-- start --

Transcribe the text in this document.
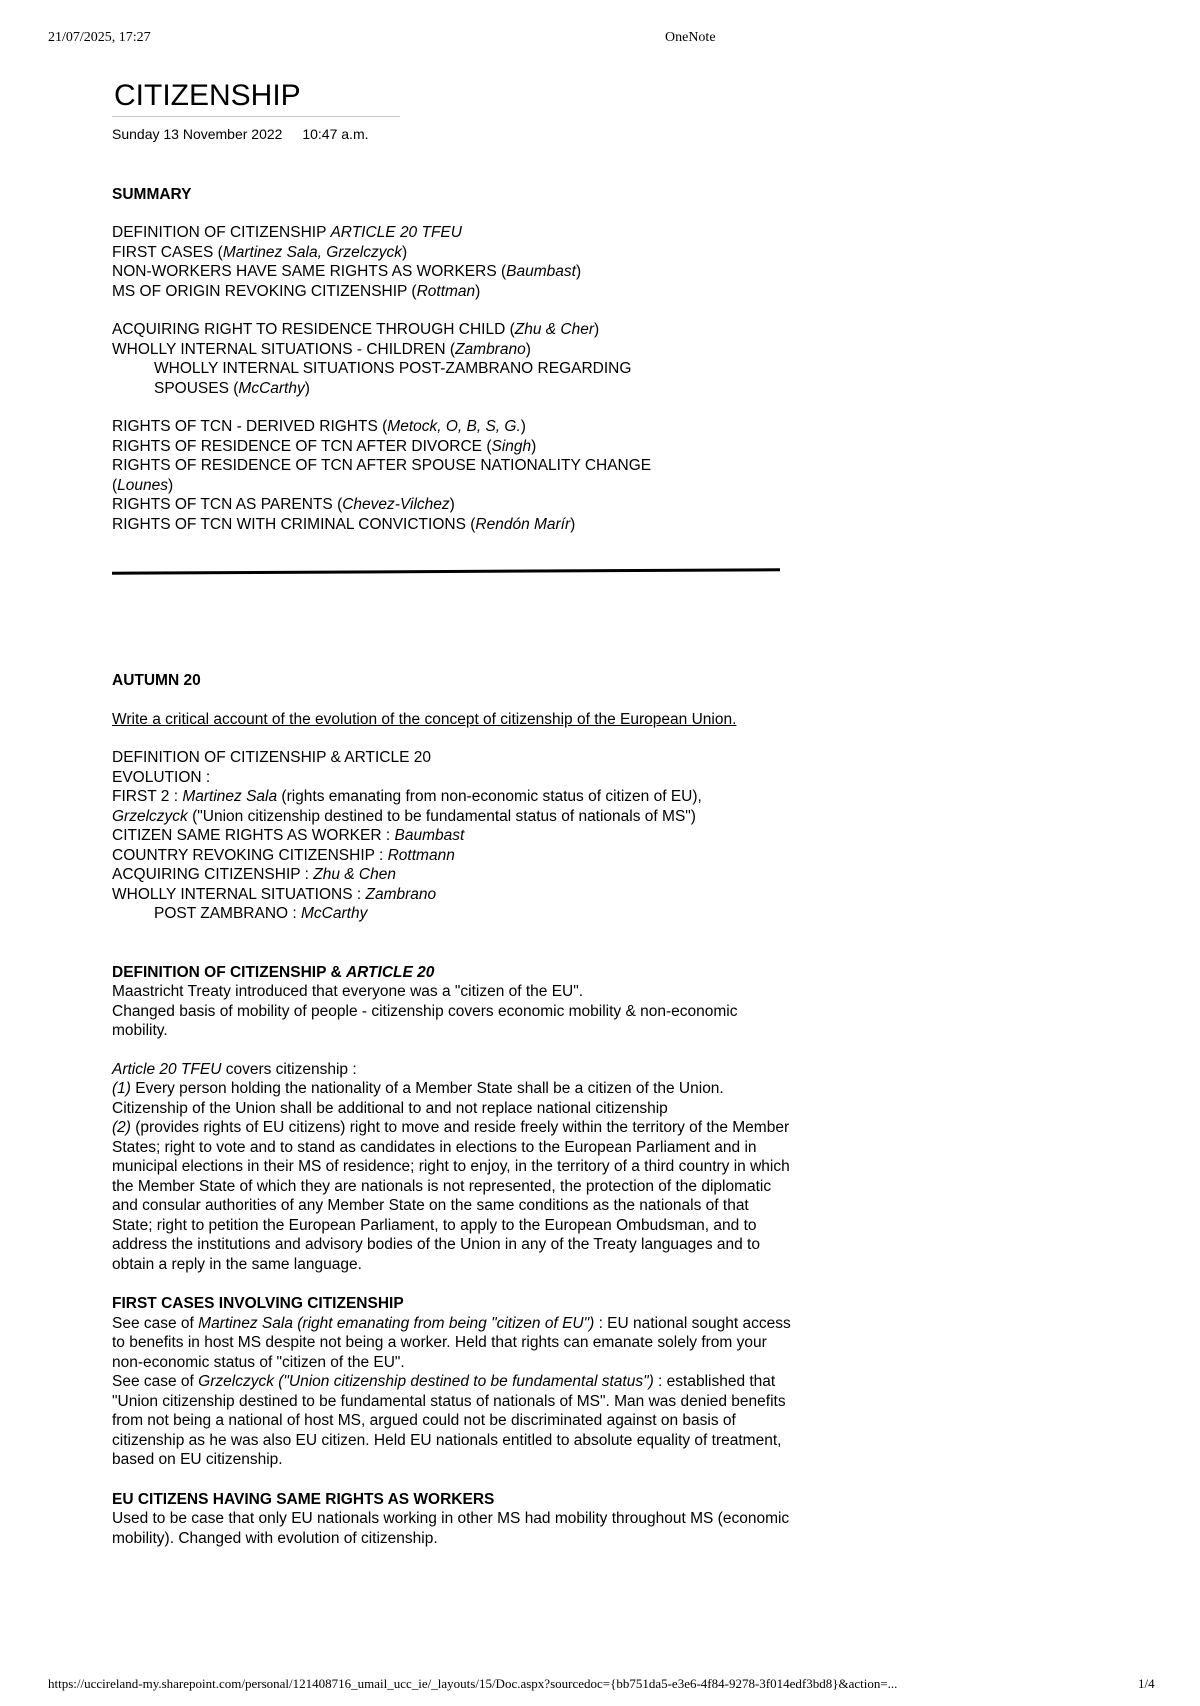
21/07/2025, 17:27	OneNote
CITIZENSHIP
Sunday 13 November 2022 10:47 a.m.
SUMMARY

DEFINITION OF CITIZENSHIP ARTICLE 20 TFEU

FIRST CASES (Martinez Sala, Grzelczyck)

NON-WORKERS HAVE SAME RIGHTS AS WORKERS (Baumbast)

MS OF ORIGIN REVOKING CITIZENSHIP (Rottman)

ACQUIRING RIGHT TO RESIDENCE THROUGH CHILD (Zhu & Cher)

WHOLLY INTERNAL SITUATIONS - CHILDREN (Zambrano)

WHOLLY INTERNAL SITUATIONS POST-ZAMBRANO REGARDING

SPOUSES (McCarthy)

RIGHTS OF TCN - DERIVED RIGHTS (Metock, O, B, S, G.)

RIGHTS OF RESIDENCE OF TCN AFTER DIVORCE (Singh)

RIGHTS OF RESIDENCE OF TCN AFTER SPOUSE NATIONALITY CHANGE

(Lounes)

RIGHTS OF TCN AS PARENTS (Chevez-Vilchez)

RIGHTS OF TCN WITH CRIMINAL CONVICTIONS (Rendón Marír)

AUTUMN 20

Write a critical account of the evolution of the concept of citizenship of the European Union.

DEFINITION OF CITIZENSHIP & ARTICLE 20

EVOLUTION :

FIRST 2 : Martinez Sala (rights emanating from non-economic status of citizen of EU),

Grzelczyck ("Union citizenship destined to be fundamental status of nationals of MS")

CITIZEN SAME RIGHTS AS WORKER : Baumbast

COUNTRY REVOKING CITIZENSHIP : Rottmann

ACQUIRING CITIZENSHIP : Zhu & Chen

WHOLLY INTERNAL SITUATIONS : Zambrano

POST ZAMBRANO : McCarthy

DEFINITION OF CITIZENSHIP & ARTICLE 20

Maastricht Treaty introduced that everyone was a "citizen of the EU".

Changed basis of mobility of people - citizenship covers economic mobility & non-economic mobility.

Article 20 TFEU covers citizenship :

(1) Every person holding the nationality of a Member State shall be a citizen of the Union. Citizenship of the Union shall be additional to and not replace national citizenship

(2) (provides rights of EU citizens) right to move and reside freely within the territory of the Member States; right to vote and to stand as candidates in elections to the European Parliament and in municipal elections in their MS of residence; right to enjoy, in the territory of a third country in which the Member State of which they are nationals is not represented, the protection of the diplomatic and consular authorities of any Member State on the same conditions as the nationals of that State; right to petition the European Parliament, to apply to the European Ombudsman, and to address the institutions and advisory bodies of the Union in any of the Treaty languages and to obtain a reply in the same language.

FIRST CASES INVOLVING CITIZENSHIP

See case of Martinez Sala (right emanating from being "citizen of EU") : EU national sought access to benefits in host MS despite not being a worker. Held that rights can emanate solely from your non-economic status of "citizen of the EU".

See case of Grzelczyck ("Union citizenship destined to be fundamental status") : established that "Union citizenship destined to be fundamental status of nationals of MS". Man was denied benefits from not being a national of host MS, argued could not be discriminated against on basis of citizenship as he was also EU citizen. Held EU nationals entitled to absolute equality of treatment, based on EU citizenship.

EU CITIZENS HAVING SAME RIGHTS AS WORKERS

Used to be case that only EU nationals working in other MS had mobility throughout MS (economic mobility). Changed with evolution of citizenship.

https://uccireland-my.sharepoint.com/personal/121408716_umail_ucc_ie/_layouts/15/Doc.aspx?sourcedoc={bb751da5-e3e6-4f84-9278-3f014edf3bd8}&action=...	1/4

-- end --
-- start --

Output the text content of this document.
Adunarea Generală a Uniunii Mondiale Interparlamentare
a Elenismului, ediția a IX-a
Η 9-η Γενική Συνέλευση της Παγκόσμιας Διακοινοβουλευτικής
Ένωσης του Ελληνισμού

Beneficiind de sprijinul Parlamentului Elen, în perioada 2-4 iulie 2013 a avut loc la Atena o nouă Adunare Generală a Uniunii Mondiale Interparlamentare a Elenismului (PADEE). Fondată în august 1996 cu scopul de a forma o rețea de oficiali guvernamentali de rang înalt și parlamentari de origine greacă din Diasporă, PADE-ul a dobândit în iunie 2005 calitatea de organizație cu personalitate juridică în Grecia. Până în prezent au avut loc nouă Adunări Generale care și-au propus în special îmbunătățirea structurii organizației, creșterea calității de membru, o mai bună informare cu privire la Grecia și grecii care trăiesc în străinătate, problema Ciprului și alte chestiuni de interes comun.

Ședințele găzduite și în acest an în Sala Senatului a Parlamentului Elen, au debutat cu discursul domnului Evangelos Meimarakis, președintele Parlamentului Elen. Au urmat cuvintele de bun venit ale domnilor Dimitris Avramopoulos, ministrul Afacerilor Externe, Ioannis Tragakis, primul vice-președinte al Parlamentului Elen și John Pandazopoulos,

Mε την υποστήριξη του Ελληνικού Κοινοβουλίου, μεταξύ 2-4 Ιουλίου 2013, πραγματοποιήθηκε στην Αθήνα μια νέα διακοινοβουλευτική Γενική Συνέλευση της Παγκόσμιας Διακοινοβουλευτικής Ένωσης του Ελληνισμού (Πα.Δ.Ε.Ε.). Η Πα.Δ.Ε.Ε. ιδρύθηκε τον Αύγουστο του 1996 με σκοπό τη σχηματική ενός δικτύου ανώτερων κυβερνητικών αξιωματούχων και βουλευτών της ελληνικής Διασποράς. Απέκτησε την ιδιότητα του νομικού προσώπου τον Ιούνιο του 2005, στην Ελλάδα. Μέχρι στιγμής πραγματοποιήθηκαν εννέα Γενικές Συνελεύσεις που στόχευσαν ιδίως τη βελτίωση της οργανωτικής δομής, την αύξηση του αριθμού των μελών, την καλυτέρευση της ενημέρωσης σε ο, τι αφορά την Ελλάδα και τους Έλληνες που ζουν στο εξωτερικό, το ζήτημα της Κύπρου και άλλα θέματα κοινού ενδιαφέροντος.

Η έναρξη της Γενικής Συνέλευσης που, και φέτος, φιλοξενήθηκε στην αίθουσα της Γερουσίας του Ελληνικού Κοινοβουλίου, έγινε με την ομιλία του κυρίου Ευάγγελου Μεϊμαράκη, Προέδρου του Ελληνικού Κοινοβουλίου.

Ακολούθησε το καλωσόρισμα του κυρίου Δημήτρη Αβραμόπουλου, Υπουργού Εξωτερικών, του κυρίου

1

-- end --
-- start --

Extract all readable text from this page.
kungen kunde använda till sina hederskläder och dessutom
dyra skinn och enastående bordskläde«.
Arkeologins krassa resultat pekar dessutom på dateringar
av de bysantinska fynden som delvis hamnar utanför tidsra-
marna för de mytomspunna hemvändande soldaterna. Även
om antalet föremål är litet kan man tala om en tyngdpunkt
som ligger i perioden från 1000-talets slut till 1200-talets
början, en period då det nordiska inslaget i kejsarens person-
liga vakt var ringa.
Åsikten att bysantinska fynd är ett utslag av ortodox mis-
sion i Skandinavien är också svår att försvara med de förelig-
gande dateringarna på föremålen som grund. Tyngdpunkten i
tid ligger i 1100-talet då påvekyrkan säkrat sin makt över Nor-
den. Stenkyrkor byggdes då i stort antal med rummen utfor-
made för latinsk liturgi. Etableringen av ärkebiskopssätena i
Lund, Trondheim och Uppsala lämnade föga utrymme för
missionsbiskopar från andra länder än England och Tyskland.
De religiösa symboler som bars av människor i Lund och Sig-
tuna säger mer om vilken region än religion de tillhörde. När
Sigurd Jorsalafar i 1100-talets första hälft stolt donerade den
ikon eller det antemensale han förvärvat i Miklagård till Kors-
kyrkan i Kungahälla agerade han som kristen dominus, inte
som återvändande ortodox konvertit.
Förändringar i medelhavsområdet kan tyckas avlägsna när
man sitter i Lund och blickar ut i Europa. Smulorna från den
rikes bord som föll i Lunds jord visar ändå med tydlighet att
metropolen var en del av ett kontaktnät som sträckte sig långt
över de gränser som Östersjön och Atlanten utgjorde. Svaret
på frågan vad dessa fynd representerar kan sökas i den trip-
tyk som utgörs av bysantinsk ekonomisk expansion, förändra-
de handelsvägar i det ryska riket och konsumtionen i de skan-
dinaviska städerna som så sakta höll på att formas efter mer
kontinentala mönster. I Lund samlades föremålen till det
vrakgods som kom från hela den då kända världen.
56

-- end --

Task to complete
Find the word "CASES" in the data and copy out each line where it turns up.

Final answer
FIRST CASES (Martinez Sala, Grzelczyck)
FIRST CASES INVOLVING CITIZENSHIP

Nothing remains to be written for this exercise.